**Material for this exercise:**
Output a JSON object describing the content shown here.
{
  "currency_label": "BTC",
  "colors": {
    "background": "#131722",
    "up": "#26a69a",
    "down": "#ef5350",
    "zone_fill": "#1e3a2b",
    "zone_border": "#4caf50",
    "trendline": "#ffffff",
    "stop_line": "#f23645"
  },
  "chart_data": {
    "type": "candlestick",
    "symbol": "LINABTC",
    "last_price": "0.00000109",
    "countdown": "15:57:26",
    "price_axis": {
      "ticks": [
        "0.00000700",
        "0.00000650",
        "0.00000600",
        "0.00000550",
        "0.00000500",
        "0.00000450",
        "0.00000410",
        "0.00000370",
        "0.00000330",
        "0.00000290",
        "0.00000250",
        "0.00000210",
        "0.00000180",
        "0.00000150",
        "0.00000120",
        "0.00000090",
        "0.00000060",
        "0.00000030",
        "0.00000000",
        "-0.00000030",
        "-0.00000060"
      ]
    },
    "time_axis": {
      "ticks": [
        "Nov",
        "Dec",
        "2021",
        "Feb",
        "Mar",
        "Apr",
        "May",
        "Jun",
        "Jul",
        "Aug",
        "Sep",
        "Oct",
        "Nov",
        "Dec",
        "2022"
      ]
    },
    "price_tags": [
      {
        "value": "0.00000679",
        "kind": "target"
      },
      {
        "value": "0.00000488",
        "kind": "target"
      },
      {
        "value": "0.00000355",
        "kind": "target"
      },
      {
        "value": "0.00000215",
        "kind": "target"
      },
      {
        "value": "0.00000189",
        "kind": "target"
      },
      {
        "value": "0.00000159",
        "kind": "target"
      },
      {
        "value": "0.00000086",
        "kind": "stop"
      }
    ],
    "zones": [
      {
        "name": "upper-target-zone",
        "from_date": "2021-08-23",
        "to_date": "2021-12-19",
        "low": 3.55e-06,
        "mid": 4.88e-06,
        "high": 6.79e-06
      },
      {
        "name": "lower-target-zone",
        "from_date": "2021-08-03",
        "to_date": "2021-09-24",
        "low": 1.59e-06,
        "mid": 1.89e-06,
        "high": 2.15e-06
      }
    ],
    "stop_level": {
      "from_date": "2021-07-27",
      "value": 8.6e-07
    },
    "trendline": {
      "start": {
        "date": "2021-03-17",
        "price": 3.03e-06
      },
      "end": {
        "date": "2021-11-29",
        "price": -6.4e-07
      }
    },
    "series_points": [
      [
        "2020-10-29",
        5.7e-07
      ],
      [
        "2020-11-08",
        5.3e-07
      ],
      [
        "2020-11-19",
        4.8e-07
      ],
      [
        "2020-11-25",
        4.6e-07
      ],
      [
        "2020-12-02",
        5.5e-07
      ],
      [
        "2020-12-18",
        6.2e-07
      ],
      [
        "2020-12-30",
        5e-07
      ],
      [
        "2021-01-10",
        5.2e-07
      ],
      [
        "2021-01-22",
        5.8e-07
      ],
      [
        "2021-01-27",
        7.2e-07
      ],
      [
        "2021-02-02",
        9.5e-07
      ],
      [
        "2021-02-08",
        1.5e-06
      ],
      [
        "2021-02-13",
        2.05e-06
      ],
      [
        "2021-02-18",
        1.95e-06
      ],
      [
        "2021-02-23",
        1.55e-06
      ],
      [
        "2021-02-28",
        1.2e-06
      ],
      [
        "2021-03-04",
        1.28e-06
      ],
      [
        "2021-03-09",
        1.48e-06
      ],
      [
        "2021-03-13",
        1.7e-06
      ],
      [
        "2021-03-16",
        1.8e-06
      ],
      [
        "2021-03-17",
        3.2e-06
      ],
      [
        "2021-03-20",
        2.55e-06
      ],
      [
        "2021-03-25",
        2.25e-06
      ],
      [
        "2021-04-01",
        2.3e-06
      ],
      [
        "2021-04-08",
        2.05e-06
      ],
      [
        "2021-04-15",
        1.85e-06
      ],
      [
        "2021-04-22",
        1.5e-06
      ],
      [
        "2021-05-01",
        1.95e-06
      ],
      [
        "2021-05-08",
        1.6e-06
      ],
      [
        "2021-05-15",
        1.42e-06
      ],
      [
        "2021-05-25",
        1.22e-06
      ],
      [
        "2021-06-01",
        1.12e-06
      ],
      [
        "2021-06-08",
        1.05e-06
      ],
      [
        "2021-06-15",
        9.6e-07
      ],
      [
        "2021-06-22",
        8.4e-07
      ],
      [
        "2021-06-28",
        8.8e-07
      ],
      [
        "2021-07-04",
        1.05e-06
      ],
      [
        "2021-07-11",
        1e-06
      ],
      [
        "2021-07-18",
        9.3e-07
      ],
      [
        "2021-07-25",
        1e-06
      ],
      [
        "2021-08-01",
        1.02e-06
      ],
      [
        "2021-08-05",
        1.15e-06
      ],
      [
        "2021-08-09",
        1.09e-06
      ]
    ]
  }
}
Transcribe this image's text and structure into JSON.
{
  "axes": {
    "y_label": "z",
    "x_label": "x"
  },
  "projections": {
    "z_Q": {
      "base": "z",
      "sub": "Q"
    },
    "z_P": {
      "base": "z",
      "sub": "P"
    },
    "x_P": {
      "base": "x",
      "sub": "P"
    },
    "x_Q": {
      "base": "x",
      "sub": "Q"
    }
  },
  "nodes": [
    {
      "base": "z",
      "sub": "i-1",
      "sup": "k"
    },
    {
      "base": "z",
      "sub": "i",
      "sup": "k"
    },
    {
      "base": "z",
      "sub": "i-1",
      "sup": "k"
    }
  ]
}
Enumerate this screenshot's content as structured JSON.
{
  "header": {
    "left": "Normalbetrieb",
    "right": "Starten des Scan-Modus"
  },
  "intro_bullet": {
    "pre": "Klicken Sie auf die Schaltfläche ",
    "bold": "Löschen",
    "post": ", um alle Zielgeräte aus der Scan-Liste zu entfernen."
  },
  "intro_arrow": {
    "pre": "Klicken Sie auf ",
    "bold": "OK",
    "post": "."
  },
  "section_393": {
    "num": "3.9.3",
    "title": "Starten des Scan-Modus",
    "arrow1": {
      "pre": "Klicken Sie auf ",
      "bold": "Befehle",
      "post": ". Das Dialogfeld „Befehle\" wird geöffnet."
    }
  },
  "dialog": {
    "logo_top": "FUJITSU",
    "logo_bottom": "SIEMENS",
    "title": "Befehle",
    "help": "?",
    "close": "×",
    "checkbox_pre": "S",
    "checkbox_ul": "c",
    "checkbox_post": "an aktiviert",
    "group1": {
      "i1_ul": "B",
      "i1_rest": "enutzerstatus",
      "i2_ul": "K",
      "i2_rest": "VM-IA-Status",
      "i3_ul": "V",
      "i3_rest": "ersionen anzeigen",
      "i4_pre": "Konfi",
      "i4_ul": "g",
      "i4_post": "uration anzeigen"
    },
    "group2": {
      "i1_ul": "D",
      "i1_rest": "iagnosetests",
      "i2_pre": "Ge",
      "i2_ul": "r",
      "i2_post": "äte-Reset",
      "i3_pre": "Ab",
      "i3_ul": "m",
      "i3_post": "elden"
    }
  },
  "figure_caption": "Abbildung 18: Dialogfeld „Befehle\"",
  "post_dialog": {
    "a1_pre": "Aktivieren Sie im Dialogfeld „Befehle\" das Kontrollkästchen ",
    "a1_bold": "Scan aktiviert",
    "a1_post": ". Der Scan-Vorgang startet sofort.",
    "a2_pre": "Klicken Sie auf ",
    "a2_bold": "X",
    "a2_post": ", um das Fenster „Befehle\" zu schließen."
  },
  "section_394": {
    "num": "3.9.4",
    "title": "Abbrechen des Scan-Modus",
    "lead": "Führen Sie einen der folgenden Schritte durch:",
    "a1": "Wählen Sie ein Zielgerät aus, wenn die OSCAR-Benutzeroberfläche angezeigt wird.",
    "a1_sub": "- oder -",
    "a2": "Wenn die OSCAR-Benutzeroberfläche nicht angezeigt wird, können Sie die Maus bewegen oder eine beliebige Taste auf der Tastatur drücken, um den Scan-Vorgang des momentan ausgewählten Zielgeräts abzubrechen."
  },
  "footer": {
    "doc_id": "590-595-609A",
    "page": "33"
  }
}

**Exercise goal:** Copy each line of the listing in which the word "aktiviert" can be found.

**Reply:**
    "checkbox_post": "an aktiviert",
    "a1_bold": "Scan aktiviert",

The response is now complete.